Written instruction: Can you recast the data, from its first line through the line containing "tab-label: 我的: [296, 706, 312, 715]", as a JSON list of strings with one string per line and blank lines left out?

Data for this exercise:
"""

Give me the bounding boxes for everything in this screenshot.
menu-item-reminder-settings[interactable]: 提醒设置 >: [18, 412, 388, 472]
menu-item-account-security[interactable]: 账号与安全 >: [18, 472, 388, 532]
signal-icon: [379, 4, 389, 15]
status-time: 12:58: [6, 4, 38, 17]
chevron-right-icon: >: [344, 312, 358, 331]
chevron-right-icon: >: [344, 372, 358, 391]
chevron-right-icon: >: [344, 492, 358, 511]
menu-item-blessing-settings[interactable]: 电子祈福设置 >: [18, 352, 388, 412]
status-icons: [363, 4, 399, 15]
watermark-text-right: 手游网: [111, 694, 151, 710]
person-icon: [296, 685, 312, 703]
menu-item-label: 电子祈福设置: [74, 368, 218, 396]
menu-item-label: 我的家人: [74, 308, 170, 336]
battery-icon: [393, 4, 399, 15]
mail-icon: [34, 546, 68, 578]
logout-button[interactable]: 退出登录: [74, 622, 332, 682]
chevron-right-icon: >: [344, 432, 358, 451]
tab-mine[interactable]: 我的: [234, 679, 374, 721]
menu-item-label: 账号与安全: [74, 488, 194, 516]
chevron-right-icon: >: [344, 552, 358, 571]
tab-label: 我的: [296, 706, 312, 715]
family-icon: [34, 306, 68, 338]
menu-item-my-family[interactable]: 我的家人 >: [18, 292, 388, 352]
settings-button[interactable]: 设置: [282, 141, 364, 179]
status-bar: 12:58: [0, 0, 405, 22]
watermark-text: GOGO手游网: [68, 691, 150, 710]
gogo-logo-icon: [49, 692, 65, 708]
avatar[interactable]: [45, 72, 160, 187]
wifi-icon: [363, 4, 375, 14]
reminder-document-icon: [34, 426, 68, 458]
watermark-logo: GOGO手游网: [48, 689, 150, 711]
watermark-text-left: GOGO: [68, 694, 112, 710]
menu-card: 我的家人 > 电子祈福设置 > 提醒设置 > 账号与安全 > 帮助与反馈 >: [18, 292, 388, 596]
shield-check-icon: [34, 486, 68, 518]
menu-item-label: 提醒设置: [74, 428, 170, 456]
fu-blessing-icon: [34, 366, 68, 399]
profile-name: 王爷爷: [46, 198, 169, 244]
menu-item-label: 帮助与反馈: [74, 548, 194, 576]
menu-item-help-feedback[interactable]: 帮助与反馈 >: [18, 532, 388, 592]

"""

Written reply:
[
  "Give me the bounding boxes for everything in this screenshot.",
  "menu-item-reminder-settings[interactable]: 提醒设置 >: [18, 412, 388, 472]",
  "menu-item-account-security[interactable]: 账号与安全 >: [18, 472, 388, 532]",
  "signal-icon: [379, 4, 389, 15]",
  "status-time: 12:58: [6, 4, 38, 17]",
  "chevron-right-icon: >: [344, 312, 358, 331]",
  "chevron-right-icon: >: [344, 372, 358, 391]",
  "chevron-right-icon: >: [344, 492, 358, 511]",
  "menu-item-blessing-settings[interactable]: 电子祈福设置 >: [18, 352, 388, 412]",
  "status-icons: [363, 4, 399, 15]",
  "watermark-text-right: 手游网: [111, 694, 151, 710]",
  "person-icon: [296, 685, 312, 703]",
  "menu-item-label: 电子祈福设置: [74, 368, 218, 396]",
  "menu-item-label: 我的家人: [74, 308, 170, 336]",
  "battery-icon: [393, 4, 399, 15]",
  "mail-icon: [34, 546, 68, 578]",
  "logout-button[interactable]: 退出登录: [74, 622, 332, 682]",
  "chevron-right-icon: >: [344, 432, 358, 451]",
  "tab-mine[interactable]: 我的: [234, 679, 374, 721]",
  "menu-item-label: 账号与安全: [74, 488, 194, 516]",
  "chevron-right-icon: >: [344, 552, 358, 571]",
  "tab-label: 我的: [296, 706, 312, 715]"
]